--- Start of Data entries ---

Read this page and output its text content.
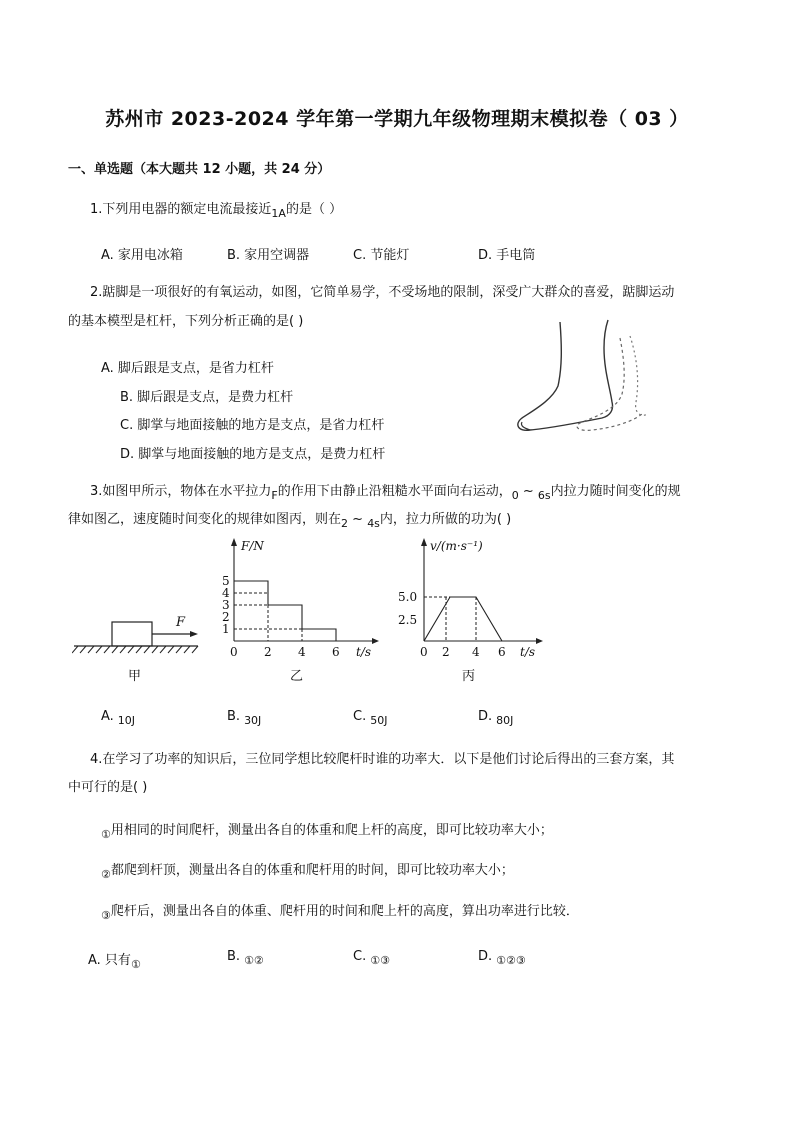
苏州市 2023-2024 学年第一学期九年级物理期末模拟卷（ 03 ）
一、单选题（本大题共 12 小题，共 24 分）
1.下列用电器的额定电流最接近$_{1A}$的是（ ）
A. 家用电冰箱	B. 家用空调器	C. 节能灯	D. 手电筒
2.踮脚是一项很好的有氧运动，如图，它简单易学，不受场地的限制，深受广大群众的喜爱，踮脚运动
的基本模型是杠杆，下列分析正确的是( )
A. 脚后跟是支点，是省力杠杆
B. 脚后跟是支点，是费力杠杆
C. 脚掌与地面接触的地方是支点，是省力杠杆
D. 脚掌与地面接触的地方是支点，是费力杠杆
3.如图甲所示，物体在水平拉力$_F$的作用下由静止沿粗糙水平面向右运动，$_0$ ~ $_{6s}$内拉力随时间变化的规
律如图乙，速度随时间变化的规律如图丙，则在$_2$ ~ $_{4s}$内，拉力所做的功为( )
F
甲
F/N
5
4
3
2
1
0 2 4 6 t/s
乙
v/(m·s⁻¹)
5.0
2.5
0 2 4 6 t/s
丙
A. $_{10J}$	B. $_{30J}$	C. $_{50J}$	D. $_{80J}$
4.在学习了功率的知识后，三位同学想比较爬杆时谁的功率大．以下是他们讨论后得出的三套方案，其
中可行的是( )
$_①$用相同的时间爬杆，测量出各自的体重和爬上杆的高度，即可比较功率大小；
$_②$都爬到杆顶，测量出各自的体重和爬杆用的时间，即可比较功率大小；
$_③$爬杆后，测量出各自的体重、爬杆用的时间和爬上杆的高度，算出功率进行比较．
A. 只有$_①$
B. $_{①②}$	C. $_{①③}$	D. $_{①②③}$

--- End of Data entries ---

**Exercise**: Set each line of the records down exactly, leaving every picture out.

**Task solution**:
Read this page and output its text content.
苏州市 2023-2024 学年第一学期九年级物理期末模拟卷（ 03 ）
一、单选题（本大题共 12 小题，共 24 分）
1.下列用电器的额定电流最接近$_{1A}$的是（ ）
A. 家用电冰箱	B. 家用空调器	C. 节能灯	D. 手电筒
2.踮脚是一项很好的有氧运动，如图，它简单易学，不受场地的限制，深受广大群众的喜爱，踮脚运动
的基本模型是杠杆，下列分析正确的是( )
A. 脚后跟是支点，是省力杠杆
B. 脚后跟是支点，是费力杠杆
C. 脚掌与地面接触的地方是支点，是省力杠杆
D. 脚掌与地面接触的地方是支点，是费力杠杆
3.如图甲所示，物体在水平拉力$_F$的作用下由静止沿粗糙水平面向右运动，$_0$ ~ $_{6s}$内拉力随时间变化的规
律如图乙，速度随时间变化的规律如图丙，则在$_2$ ~ $_{4s}$内，拉力所做的功为( )
F
甲
F/N
5
4
3
2
1
0 2 4 6 t/s
乙
v/(m·s⁻¹)
5.0
2.5
0 2 4 6 t/s
丙
A. $_{10J}$	B. $_{30J}$	C. $_{50J}$	D. $_{80J}$
4.在学习了功率的知识后，三位同学想比较爬杆时谁的功率大．以下是他们讨论后得出的三套方案，其
中可行的是( )
$_①$用相同的时间爬杆，测量出各自的体重和爬上杆的高度，即可比较功率大小；
$_②$都爬到杆顶，测量出各自的体重和爬杆用的时间，即可比较功率大小；
$_③$爬杆后，测量出各自的体重、爬杆用的时间和爬上杆的高度，算出功率进行比较．
A. 只有$_①$
B. $_{①②}$	C. $_{①③}$	D. $_{①②③}$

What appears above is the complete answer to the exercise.